WRITTEN EXERCISE –
Return every line of the items below that contains the word "axis".

PROVIDED RECORDS –

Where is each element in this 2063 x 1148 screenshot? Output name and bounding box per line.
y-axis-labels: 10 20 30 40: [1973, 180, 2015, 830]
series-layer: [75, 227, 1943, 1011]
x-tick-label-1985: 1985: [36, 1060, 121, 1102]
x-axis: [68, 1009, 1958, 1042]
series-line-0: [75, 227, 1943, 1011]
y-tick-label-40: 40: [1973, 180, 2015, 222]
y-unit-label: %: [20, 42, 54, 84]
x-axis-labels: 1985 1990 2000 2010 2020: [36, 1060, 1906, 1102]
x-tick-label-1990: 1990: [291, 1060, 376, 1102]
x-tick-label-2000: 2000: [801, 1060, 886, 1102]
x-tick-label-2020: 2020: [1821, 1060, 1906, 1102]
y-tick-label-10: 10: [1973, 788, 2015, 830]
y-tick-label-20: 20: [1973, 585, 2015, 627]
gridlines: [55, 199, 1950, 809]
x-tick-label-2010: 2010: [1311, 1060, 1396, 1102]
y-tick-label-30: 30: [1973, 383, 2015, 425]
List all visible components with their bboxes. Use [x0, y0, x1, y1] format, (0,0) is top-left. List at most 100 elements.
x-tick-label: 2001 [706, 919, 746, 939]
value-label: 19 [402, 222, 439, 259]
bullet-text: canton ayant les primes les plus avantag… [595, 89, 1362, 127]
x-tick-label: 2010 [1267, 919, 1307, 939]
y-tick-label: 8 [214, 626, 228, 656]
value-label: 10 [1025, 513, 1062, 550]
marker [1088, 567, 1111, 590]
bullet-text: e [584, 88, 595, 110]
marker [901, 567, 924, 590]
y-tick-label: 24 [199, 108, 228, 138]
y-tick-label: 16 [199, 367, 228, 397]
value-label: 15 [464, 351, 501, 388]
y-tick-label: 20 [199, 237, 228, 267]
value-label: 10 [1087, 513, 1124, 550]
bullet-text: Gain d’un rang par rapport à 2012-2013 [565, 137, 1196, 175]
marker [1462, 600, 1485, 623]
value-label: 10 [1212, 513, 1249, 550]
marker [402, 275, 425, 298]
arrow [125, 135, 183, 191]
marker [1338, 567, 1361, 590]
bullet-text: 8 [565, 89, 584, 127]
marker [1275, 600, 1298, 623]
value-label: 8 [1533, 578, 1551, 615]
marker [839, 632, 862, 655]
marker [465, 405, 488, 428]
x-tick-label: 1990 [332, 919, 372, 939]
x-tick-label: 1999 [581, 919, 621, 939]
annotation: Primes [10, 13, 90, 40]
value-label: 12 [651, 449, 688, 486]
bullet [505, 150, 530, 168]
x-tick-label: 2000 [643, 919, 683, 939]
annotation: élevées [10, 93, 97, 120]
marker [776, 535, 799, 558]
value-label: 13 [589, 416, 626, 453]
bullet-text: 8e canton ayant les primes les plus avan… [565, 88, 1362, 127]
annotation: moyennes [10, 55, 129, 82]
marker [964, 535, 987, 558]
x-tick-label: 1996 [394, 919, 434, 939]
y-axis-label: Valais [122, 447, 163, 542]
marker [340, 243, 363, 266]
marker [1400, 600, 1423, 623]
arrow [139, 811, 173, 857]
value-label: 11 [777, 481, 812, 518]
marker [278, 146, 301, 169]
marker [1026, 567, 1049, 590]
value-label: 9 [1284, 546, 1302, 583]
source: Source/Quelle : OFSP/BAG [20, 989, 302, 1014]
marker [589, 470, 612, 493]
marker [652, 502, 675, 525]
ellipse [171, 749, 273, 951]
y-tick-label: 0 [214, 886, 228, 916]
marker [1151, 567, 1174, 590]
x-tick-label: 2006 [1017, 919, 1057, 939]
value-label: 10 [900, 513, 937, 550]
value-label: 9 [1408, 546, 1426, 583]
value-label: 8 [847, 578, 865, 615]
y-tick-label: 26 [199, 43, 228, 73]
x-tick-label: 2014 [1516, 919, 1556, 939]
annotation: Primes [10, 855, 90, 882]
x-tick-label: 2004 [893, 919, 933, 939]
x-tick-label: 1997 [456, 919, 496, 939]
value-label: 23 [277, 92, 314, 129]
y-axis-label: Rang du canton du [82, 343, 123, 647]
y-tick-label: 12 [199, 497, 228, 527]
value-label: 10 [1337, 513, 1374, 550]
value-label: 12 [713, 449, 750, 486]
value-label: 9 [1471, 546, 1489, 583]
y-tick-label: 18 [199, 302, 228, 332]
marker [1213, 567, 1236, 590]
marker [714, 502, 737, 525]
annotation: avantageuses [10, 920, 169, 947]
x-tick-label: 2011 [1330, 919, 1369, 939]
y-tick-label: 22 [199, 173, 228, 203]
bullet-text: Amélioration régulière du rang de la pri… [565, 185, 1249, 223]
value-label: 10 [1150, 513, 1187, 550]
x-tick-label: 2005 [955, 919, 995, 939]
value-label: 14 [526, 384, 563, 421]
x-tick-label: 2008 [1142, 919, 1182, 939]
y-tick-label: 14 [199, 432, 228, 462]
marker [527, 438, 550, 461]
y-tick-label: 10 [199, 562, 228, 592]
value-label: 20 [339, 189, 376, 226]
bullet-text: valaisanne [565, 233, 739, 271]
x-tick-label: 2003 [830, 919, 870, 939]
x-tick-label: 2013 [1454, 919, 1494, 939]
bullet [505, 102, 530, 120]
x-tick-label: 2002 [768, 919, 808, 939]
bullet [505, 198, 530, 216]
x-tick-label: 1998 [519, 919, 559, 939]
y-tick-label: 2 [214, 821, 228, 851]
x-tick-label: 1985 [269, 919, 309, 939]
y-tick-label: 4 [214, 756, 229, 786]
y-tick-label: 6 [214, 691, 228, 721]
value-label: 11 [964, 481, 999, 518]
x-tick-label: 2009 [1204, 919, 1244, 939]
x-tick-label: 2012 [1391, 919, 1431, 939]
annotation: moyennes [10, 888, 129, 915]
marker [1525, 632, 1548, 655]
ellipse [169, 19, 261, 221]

EXERCISE OUTPUT –
y-axis-labels: 10 20 30 40: [1973, 180, 2015, 830]
x-axis: [68, 1009, 1958, 1042]
x-axis-labels: 1985 1990 2000 2010 2020: [36, 1060, 1906, 1102]
y-axis-label: Valais [122, 447, 163, 542]
y-axis-label: Rang du canton du [82, 343, 123, 647]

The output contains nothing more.